• Task requirements: Write out all of the lines below, exactly and completely.

• Record set:
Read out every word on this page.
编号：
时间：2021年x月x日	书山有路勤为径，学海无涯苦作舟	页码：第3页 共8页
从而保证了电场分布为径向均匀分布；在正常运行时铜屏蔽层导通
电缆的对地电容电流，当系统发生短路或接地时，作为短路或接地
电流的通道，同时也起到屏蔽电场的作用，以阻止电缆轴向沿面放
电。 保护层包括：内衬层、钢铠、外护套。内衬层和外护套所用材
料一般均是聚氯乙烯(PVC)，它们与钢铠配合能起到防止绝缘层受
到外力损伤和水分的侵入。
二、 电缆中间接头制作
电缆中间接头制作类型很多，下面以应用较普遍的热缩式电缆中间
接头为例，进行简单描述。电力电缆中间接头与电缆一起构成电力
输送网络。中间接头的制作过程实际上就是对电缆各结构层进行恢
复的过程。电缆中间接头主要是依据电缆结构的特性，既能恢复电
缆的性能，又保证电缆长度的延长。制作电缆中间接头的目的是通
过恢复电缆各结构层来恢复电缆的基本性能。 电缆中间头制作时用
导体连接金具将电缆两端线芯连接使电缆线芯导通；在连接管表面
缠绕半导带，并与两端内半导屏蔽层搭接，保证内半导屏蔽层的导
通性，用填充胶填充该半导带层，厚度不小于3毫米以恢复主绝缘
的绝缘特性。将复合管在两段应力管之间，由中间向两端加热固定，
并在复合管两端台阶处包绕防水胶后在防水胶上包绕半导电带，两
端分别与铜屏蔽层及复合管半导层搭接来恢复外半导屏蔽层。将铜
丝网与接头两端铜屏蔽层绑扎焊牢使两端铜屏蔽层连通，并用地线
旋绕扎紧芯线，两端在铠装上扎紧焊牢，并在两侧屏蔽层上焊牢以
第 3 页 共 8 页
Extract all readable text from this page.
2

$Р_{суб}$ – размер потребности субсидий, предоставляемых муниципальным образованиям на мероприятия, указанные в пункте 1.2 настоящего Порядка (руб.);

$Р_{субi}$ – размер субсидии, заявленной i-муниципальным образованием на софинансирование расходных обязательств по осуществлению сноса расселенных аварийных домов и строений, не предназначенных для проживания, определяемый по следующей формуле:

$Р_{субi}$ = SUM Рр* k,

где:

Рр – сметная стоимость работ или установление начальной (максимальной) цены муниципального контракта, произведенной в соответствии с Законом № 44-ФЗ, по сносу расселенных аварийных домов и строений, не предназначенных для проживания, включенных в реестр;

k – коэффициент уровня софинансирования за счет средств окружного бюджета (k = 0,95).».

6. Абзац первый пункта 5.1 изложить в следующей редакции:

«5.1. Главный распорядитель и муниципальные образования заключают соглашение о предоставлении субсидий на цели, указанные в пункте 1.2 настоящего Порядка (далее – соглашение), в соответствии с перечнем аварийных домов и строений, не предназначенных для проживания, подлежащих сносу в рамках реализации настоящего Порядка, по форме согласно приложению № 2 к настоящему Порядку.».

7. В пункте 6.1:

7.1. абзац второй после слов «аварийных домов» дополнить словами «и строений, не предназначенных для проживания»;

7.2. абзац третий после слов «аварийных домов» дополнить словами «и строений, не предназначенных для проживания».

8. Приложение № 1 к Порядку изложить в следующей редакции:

• Worked answer:
Read out every word on this page.
编号：
时间：2021年x月x日	书山有路勤为径，学海无涯苦作舟	页码：第3页 共8页
从而保证了电场分布为径向均匀分布；在正常运行时铜屏蔽层导通
电缆的对地电容电流，当系统发生短路或接地时，作为短路或接地
电流的通道，同时也起到屏蔽电场的作用，以阻止电缆轴向沿面放
电。 保护层包括：内衬层、钢铠、外护套。内衬层和外护套所用材
料一般均是聚氯乙烯(PVC)，它们与钢铠配合能起到防止绝缘层受
到外力损伤和水分的侵入。
二、 电缆中间接头制作
电缆中间接头制作类型很多，下面以应用较普遍的热缩式电缆中间
接头为例，进行简单描述。电力电缆中间接头与电缆一起构成电力
输送网络。中间接头的制作过程实际上就是对电缆各结构层进行恢
复的过程。电缆中间接头主要是依据电缆结构的特性，既能恢复电
缆的性能，又保证电缆长度的延长。制作电缆中间接头的目的是通
过恢复电缆各结构层来恢复电缆的基本性能。 电缆中间头制作时用
导体连接金具将电缆两端线芯连接使电缆线芯导通；在连接管表面
缠绕半导带，并与两端内半导屏蔽层搭接，保证内半导屏蔽层的导
通性，用填充胶填充该半导带层，厚度不小于3毫米以恢复主绝缘
的绝缘特性。将复合管在两段应力管之间，由中间向两端加热固定，
并在复合管两端台阶处包绕防水胶后在防水胶上包绕半导电带，两
端分别与铜屏蔽层及复合管半导层搭接来恢复外半导屏蔽层。将铜
丝网与接头两端铜屏蔽层绑扎焊牢使两端铜屏蔽层连通，并用地线
旋绕扎紧芯线，两端在铠装上扎紧焊牢，并在两侧屏蔽层上焊牢以
第 3 页 共 8 页
Extract all readable text from this page.
2

$Р_{суб}$ – размер потребности субсидий, предоставляемых муниципальным образованиям на мероприятия, указанные в пункте 1.2 настоящего Порядка (руб.);

$Р_{субi}$ – размер субсидии, заявленной i-муниципальным образованием на софинансирование расходных обязательств по осуществлению сноса расселенных аварийных домов и строений, не предназначенных для проживания, определяемый по следующей формуле:

$Р_{субi}$ = SUM Рр* k,

где:

Рр – сметная стоимость работ или установление начальной (максимальной) цены муниципального контракта, произведенной в соответствии с Законом № 44-ФЗ, по сносу расселенных аварийных домов и строений, не предназначенных для проживания, включенных в реестр;

k – коэффициент уровня софинансирования за счет средств окружного бюджета (k = 0,95).».

6. Абзац первый пункта 5.1 изложить в следующей редакции:

«5.1. Главный распорядитель и муниципальные образования заключают соглашение о предоставлении субсидий на цели, указанные в пункте 1.2 настоящего Порядка (далее – соглашение), в соответствии с перечнем аварийных домов и строений, не предназначенных для проживания, подлежащих сносу в рамках реализации настоящего Порядка, по форме согласно приложению № 2 к настоящему Порядку.».

7. В пункте 6.1:

7.1. абзац второй после слов «аварийных домов» дополнить словами «и строений, не предназначенных для проживания»;

7.2. абзац третий после слов «аварийных домов» дополнить словами «и строений, не предназначенных для проживания».

8. Приложение № 1 к Порядку изложить в следующей редакции:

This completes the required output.